[Extracted records]

_____

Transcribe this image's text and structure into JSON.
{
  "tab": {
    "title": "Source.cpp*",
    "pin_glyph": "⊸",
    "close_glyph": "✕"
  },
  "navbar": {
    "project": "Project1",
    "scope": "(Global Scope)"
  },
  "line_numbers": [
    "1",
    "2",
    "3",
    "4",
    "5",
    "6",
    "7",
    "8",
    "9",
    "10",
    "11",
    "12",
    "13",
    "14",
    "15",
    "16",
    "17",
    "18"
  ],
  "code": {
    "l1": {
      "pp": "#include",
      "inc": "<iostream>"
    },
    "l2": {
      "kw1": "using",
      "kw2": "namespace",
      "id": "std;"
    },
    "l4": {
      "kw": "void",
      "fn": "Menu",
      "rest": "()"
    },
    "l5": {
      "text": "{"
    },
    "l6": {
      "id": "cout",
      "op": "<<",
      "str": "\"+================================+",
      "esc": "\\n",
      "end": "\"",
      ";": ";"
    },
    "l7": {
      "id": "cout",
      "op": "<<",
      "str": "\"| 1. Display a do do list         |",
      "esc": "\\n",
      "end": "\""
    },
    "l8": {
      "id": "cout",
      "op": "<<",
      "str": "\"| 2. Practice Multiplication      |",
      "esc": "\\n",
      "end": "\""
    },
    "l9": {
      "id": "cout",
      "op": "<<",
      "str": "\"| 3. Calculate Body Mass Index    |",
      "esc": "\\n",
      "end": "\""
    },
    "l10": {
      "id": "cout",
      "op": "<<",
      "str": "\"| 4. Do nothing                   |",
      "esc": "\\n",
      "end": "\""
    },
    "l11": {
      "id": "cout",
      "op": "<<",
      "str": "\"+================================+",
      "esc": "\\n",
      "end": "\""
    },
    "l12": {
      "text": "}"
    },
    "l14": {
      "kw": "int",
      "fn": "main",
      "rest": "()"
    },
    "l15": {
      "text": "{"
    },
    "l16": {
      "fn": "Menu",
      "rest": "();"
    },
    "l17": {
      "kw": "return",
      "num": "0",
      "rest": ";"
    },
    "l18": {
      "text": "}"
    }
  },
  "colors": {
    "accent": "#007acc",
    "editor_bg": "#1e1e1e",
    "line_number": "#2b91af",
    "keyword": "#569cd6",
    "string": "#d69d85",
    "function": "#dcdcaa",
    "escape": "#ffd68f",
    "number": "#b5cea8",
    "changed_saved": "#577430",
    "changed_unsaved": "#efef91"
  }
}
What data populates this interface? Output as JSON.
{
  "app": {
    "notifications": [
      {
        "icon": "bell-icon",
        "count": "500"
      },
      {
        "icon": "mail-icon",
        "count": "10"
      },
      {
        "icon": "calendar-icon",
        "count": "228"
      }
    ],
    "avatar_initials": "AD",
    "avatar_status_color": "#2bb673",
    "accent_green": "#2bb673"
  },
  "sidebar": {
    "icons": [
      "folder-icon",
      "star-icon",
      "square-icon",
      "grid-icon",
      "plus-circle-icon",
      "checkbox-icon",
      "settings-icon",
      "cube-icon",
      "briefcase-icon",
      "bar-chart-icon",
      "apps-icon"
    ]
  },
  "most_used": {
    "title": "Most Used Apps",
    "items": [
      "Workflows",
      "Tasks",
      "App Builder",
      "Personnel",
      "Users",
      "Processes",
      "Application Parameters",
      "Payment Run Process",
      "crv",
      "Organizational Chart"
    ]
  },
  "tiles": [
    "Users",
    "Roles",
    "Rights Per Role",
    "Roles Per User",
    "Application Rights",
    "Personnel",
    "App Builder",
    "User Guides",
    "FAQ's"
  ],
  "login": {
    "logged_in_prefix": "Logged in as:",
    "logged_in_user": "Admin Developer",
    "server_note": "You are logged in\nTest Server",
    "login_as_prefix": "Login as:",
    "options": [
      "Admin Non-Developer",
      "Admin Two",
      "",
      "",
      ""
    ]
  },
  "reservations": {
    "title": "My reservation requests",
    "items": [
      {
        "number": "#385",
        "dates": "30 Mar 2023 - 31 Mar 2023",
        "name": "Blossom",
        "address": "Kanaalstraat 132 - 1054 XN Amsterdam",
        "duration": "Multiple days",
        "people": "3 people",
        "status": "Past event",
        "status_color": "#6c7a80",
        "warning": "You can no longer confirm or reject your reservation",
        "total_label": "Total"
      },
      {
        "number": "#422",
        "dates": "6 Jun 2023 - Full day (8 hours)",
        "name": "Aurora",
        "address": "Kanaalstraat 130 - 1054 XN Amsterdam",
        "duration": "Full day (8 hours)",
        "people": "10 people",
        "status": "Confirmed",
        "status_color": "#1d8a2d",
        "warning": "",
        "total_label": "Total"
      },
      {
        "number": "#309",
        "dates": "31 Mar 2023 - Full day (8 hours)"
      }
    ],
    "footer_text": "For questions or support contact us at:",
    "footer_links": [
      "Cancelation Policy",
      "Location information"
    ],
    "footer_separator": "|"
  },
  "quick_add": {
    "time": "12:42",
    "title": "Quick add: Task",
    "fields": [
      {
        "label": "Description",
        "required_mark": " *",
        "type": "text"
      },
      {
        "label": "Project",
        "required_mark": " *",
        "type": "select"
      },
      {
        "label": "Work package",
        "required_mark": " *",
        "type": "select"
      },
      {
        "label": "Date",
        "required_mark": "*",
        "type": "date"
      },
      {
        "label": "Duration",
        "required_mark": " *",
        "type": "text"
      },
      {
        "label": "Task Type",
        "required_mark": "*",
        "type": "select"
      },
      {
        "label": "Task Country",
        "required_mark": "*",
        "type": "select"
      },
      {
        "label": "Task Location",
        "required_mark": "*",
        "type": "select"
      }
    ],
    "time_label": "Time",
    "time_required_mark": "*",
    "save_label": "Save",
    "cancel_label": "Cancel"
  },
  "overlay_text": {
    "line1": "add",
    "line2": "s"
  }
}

_____

(GOAL) Copy out each line exactly as written.

(SOLVED EXERCISE)
Transcribe this image's text and structure into JSON.
{
  "tab": {
    "title": "Source.cpp*",
    "pin_glyph": "⊸",
    "close_glyph": "✕"
  },
  "navbar": {
    "project": "Project1",
    "scope": "(Global Scope)"
  },
  "line_numbers": [
    "1",
    "2",
    "3",
    "4",
    "5",
    "6",
    "7",
    "8",
    "9",
    "10",
    "11",
    "12",
    "13",
    "14",
    "15",
    "16",
    "17",
    "18"
  ],
  "code": {
    "l1": {
      "pp": "#include",
      "inc": "<iostream>"
    },
    "l2": {
      "kw1": "using",
      "kw2": "namespace",
      "id": "std;"
    },
    "l4": {
      "kw": "void",
      "fn": "Menu",
      "rest": "()"
    },
    "l5": {
      "text": "{"
    },
    "l6": {
      "id": "cout",
      "op": "<<",
      "str": "\"+================================+",
      "esc": "\\n",
      "end": "\"",
      ";": ";"
    },
    "l7": {
      "id": "cout",
      "op": "<<",
      "str": "\"| 1. Display a do do list         |",
      "esc": "\\n",
      "end": "\""
    },
    "l8": {
      "id": "cout",
      "op": "<<",
      "str": "\"| 2. Practice Multiplication      |",
      "esc": "\\n",
      "end": "\""
    },
    "l9": {
      "id": "cout",
      "op": "<<",
      "str": "\"| 3. Calculate Body Mass Index    |",
      "esc": "\\n",
      "end": "\""
    },
    "l10": {
      "id": "cout",
      "op": "<<",
      "str": "\"| 4. Do nothing                   |",
      "esc": "\\n",
      "end": "\""
    },
    "l11": {
      "id": "cout",
      "op": "<<",
      "str": "\"+================================+",
      "esc": "\\n",
      "end": "\""
    },
    "l12": {
      "text": "}"
    },
    "l14": {
      "kw": "int",
      "fn": "main",
      "rest": "()"
    },
    "l15": {
      "text": "{"
    },
    "l16": {
      "fn": "Menu",
      "rest": "();"
    },
    "l17": {
      "kw": "return",
      "num": "0",
      "rest": ";"
    },
    "l18": {
      "text": "}"
    }
  },
  "colors": {
    "accent": "#007acc",
    "editor_bg": "#1e1e1e",
    "line_number": "#2b91af",
    "keyword": "#569cd6",
    "string": "#d69d85",
    "function": "#dcdcaa",
    "escape": "#ffd68f",
    "number": "#b5cea8",
    "changed_saved": "#577430",
    "changed_unsaved": "#efef91"
  }
}
What data populates this interface? Output as JSON.
{
  "app": {
    "notifications": [
      {
        "icon": "bell-icon",
        "count": "500"
      },
      {
        "icon": "mail-icon",
        "count": "10"
      },
      {
        "icon": "calendar-icon",
        "count": "228"
      }
    ],
    "avatar_initials": "AD",
    "avatar_status_color": "#2bb673",
    "accent_green": "#2bb673"
  },
  "sidebar": {
    "icons": [
      "folder-icon",
      "star-icon",
      "square-icon",
      "grid-icon",
      "plus-circle-icon",
      "checkbox-icon",
      "settings-icon",
      "cube-icon",
      "briefcase-icon",
      "bar-chart-icon",
      "apps-icon"
    ]
  },
  "most_used": {
    "title": "Most Used Apps",
    "items": [
      "Workflows",
      "Tasks",
      "App Builder",
      "Personnel",
      "Users",
      "Processes",
      "Application Parameters",
      "Payment Run Process",
      "crv",
      "Organizational Chart"
    ]
  },
  "tiles": [
    "Users",
    "Roles",
    "Rights Per Role",
    "Roles Per User",
    "Application Rights",
    "Personnel",
    "App Builder",
    "User Guides",
    "FAQ's"
  ],
  "login": {
    "logged_in_prefix": "Logged in as:",
    "logged_in_user": "Admin Developer",
    "server_note": "You are logged in\nTest Server",
    "login_as_prefix": "Login as:",
    "options": [
      "Admin Non-Developer",
      "Admin Two",
      "",
      "",
      ""
    ]
  },
  "reservations": {
    "title": "My reservation requests",
    "items": [
      {
        "number": "#385",
        "dates": "30 Mar 2023 - 31 Mar 2023",
        "name": "Blossom",
        "address": "Kanaalstraat 132 - 1054 XN Amsterdam",
        "duration": "Multiple days",
        "people": "3 people",
        "status": "Past event",
        "status_color": "#6c7a80",
        "warning": "You can no longer confirm or reject your reservation",
        "total_label": "Total"
      },
      {
        "number": "#422",
        "dates": "6 Jun 2023 - Full day (8 hours)",
        "name": "Aurora",
        "address": "Kanaalstraat 130 - 1054 XN Amsterdam",
        "duration": "Full day (8 hours)",
        "people": "10 people",
        "status": "Confirmed",
        "status_color": "#1d8a2d",
        "warning": "",
        "total_label": "Total"
      },
      {
        "number": "#309",
        "dates": "31 Mar 2023 - Full day (8 hours)"
      }
    ],
    "footer_text": "For questions or support contact us at:",
    "footer_links": [
      "Cancelation Policy",
      "Location information"
    ],
    "footer_separator": "|"
  },
  "quick_add": {
    "time": "12:42",
    "title": "Quick add: Task",
    "fields": [
      {
        "label": "Description",
        "required_mark": " *",
        "type": "text"
      },
      {
        "label": "Project",
        "required_mark": " *",
        "type": "select"
      },
      {
        "label": "Work package",
        "required_mark": " *",
        "type": "select"
      },
      {
        "label": "Date",
        "required_mark": "*",
        "type": "date"
      },
      {
        "label": "Duration",
        "required_mark": " *",
        "type": "text"
      },
      {
        "label": "Task Type",
        "required_mark": "*",
        "type": "select"
      },
      {
        "label": "Task Country",
        "required_mark": "*",
        "type": "select"
      },
      {
        "label": "Task Location",
        "required_mark": "*",
        "type": "select"
      }
    ],
    "time_label": "Time",
    "time_required_mark": "*",
    "save_label": "Save",
    "cancel_label": "Cancel"
  },
  "overlay_text": {
    "line1": "add",
    "line2": "s"
  }
}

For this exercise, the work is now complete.